Problem
Each line below either holds the string "Public" or doesn't. Count those that do and give only the number.

Task inputs

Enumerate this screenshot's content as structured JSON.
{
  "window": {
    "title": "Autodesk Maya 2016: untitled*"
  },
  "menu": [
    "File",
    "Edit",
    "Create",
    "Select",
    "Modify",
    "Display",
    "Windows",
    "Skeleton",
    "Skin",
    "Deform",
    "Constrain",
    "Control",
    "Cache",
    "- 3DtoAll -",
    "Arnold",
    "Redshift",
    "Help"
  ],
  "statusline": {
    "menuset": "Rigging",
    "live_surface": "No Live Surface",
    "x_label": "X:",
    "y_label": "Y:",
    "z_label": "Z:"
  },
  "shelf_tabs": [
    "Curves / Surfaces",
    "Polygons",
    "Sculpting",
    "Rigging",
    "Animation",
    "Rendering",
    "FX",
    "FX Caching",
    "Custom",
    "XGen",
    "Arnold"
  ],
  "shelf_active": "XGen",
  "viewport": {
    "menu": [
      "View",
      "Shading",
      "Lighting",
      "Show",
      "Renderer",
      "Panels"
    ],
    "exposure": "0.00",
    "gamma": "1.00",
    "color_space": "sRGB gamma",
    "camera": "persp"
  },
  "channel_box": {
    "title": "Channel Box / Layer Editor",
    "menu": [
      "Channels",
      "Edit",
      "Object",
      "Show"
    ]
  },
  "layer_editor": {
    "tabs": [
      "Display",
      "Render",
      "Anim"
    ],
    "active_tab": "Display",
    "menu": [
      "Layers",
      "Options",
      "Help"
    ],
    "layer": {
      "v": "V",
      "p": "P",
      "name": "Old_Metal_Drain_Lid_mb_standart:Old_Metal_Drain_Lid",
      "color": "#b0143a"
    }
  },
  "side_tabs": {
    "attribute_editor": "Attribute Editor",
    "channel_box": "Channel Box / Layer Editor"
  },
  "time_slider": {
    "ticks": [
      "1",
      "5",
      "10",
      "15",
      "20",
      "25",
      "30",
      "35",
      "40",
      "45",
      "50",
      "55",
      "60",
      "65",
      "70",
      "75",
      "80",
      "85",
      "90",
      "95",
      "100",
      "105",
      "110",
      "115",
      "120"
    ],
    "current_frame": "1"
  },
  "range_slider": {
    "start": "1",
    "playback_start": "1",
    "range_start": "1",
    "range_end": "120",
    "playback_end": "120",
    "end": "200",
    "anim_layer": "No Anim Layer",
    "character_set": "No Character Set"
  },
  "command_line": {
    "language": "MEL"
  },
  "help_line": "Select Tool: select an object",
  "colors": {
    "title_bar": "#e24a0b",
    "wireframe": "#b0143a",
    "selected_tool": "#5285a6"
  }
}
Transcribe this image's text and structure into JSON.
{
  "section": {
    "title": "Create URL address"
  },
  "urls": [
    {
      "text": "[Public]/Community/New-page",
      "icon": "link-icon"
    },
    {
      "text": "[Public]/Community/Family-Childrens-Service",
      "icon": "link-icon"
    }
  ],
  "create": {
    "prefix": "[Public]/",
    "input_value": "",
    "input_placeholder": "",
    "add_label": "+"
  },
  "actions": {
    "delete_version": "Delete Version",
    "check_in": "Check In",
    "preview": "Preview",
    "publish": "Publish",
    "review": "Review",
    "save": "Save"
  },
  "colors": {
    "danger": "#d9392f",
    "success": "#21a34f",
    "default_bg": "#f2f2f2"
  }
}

...

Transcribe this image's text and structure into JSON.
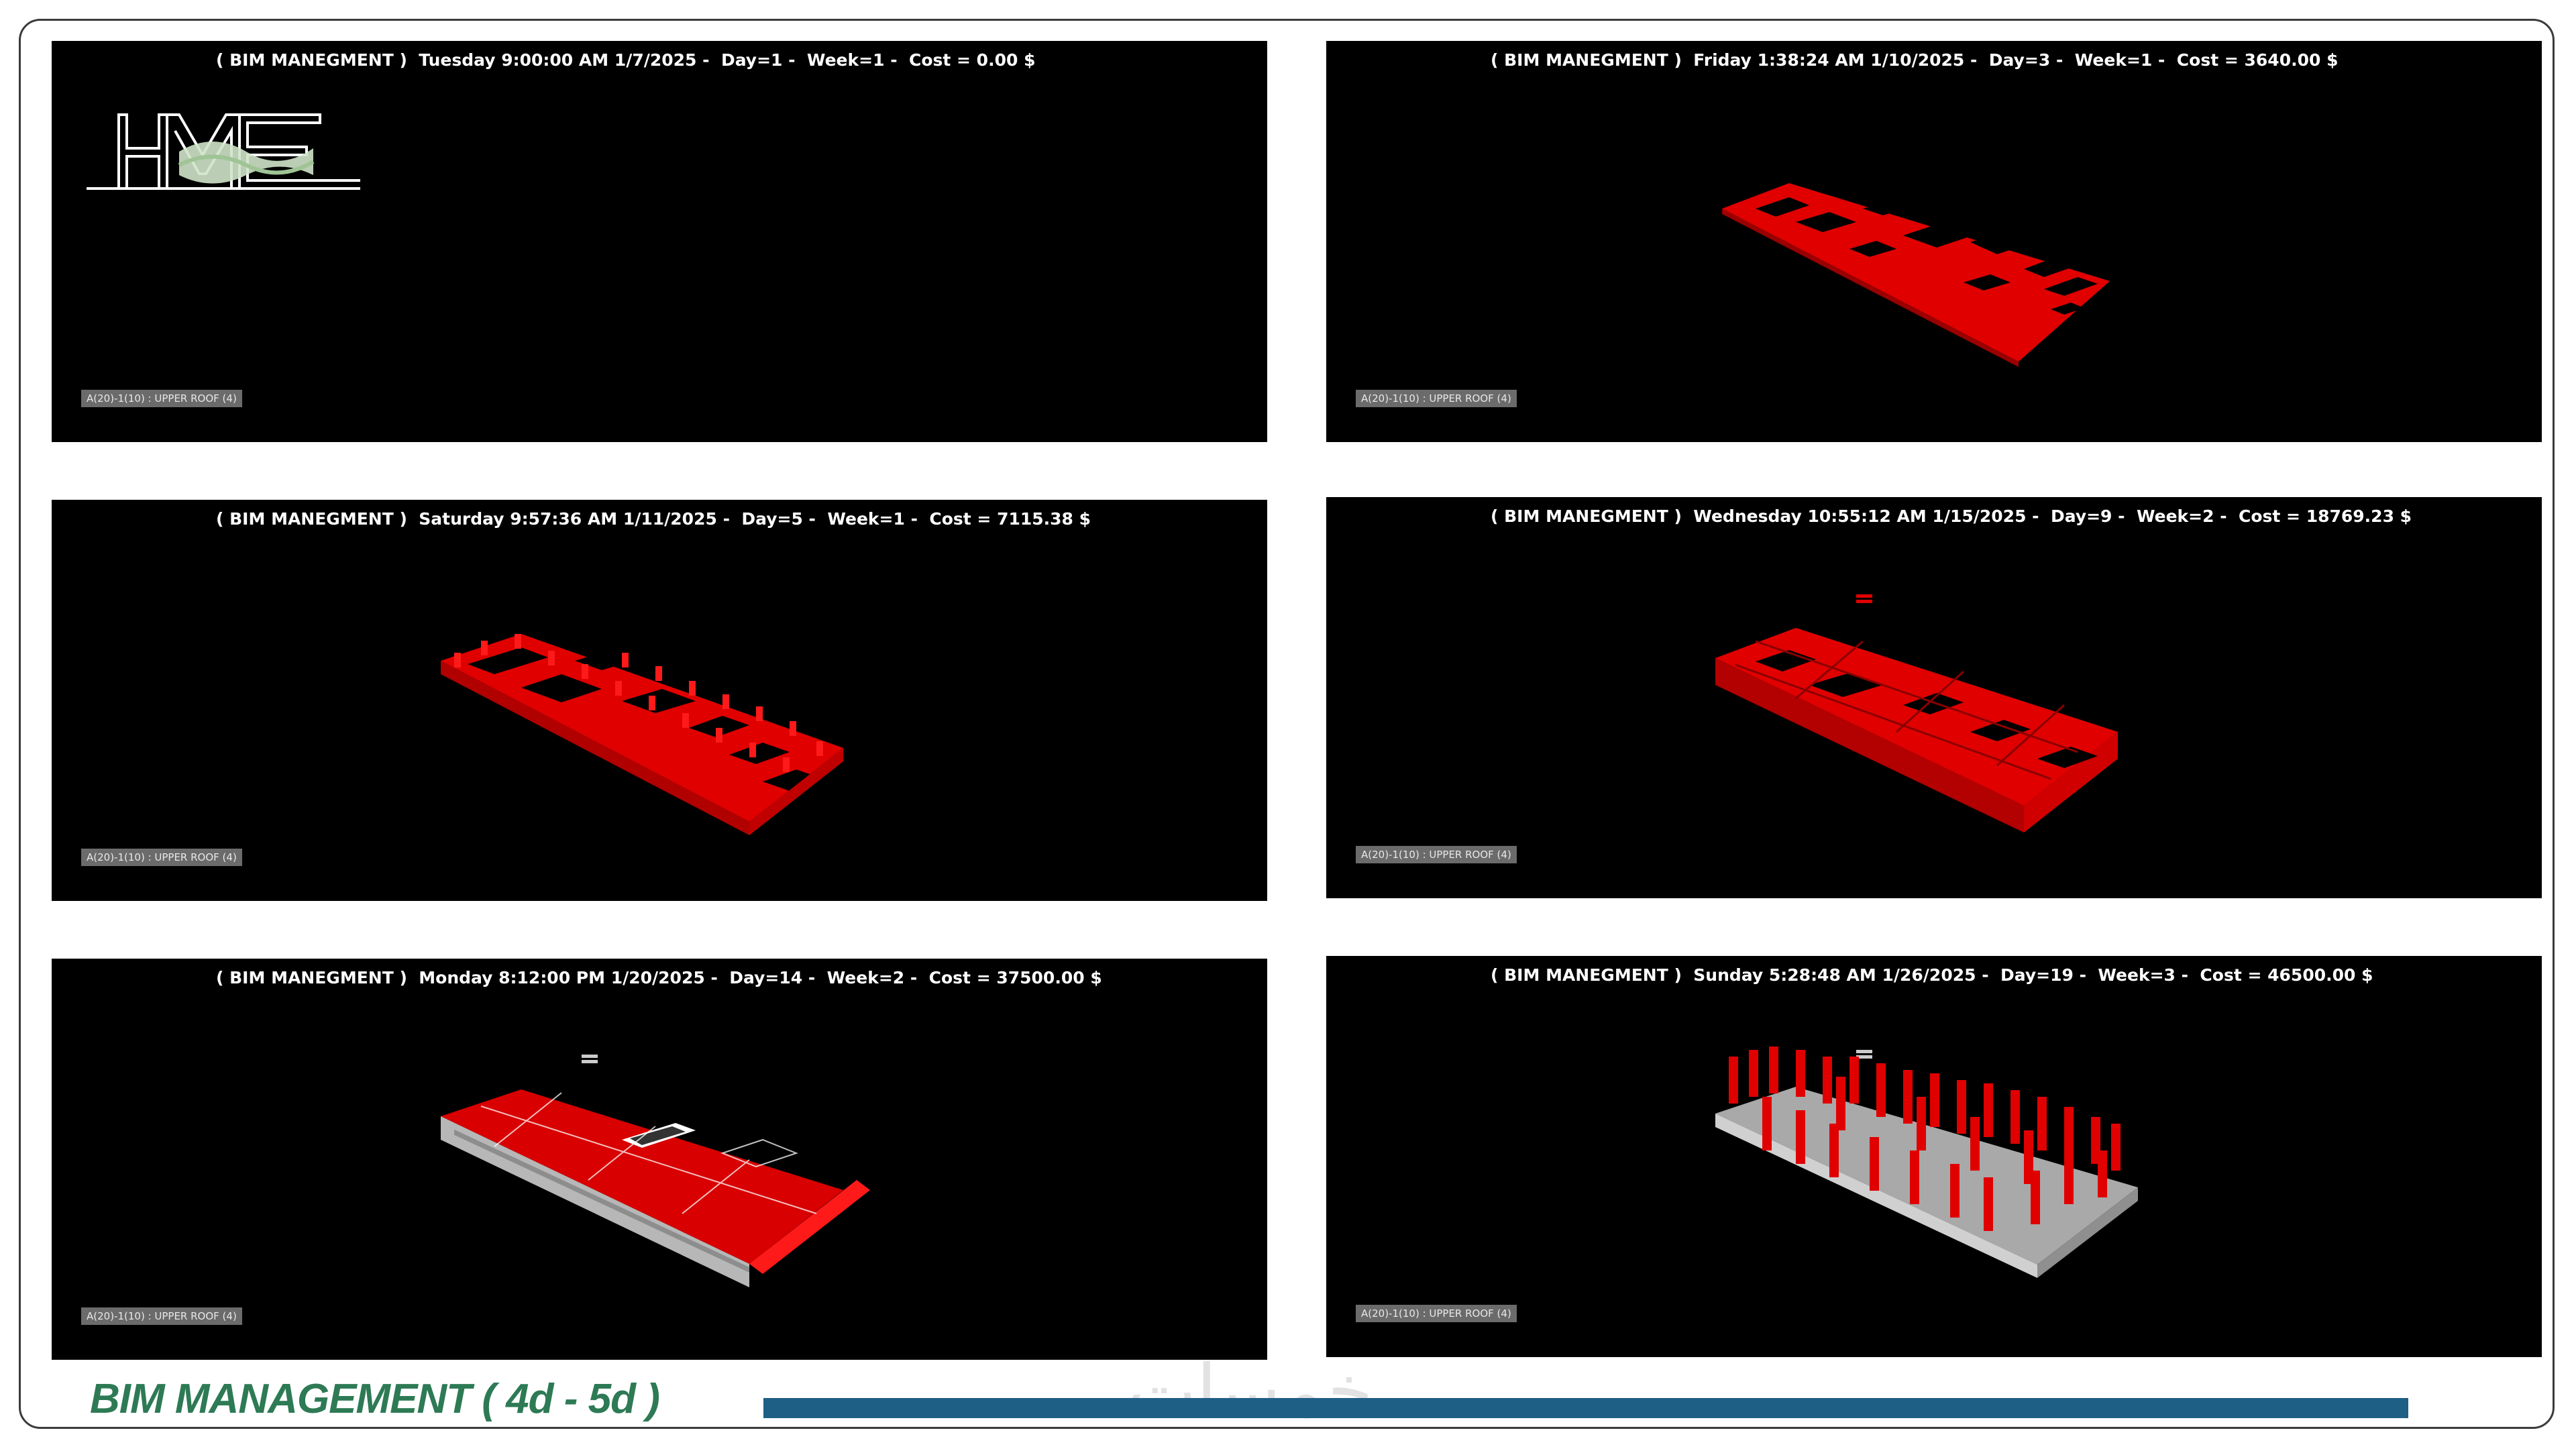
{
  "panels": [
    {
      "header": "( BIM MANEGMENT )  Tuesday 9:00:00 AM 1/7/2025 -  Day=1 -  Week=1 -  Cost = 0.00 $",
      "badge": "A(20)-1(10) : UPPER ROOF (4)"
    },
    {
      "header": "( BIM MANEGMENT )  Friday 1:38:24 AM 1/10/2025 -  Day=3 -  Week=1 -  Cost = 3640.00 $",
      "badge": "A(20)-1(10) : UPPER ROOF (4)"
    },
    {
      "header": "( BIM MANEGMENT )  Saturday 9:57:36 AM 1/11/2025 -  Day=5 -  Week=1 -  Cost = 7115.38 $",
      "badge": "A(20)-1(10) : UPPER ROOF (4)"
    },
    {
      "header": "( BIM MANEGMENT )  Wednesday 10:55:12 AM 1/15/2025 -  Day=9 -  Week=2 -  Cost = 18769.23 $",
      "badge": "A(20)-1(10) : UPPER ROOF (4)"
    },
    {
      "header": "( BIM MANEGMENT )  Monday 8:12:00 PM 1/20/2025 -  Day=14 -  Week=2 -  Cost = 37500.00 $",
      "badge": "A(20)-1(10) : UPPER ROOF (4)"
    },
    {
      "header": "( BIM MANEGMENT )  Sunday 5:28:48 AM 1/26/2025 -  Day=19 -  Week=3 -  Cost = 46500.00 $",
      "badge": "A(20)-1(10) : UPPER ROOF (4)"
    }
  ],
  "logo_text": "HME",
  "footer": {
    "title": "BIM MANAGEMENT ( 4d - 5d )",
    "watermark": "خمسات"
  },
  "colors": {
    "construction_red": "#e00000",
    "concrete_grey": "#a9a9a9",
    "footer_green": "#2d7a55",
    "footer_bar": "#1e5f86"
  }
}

Complete output
3